EXERCISE MATERIAL:
----------

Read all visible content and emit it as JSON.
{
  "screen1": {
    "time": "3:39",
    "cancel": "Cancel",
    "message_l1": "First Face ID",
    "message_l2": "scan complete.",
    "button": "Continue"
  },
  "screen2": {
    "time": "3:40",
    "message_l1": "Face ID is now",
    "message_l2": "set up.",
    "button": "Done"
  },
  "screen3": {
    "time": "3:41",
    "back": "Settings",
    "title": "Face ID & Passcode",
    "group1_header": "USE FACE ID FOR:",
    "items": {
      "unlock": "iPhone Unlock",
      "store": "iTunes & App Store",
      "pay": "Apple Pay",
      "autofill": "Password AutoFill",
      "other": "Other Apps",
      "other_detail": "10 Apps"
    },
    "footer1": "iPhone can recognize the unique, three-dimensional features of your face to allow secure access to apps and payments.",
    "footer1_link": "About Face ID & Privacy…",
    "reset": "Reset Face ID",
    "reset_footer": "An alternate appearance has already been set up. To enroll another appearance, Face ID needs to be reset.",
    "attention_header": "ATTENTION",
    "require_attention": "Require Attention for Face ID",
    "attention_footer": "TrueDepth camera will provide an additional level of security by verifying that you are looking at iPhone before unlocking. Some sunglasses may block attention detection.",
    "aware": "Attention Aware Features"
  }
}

----------

GOAL: Write out the entries above word for word.

RESPONSE TO THE TASK:
Read all visible content and emit it as JSON.
{
  "screen1": {
    "time": "3:39",
    "cancel": "Cancel",
    "message_l1": "First Face ID",
    "message_l2": "scan complete.",
    "button": "Continue"
  },
  "screen2": {
    "time": "3:40",
    "message_l1": "Face ID is now",
    "message_l2": "set up.",
    "button": "Done"
  },
  "screen3": {
    "time": "3:41",
    "back": "Settings",
    "title": "Face ID & Passcode",
    "group1_header": "USE FACE ID FOR:",
    "items": {
      "unlock": "iPhone Unlock",
      "store": "iTunes & App Store",
      "pay": "Apple Pay",
      "autofill": "Password AutoFill",
      "other": "Other Apps",
      "other_detail": "10 Apps"
    },
    "footer1": "iPhone can recognize the unique, three-dimensional features of your face to allow secure access to apps and payments.",
    "footer1_link": "About Face ID & Privacy…",
    "reset": "Reset Face ID",
    "reset_footer": "An alternate appearance has already been set up. To enroll another appearance, Face ID needs to be reset.",
    "attention_header": "ATTENTION",
    "require_attention": "Require Attention for Face ID",
    "attention_footer": "TrueDepth camera will provide an additional level of security by verifying that you are looking at iPhone before unlocking. Some sunglasses may block attention detection.",
    "aware": "Attention Aware Features"
  }
}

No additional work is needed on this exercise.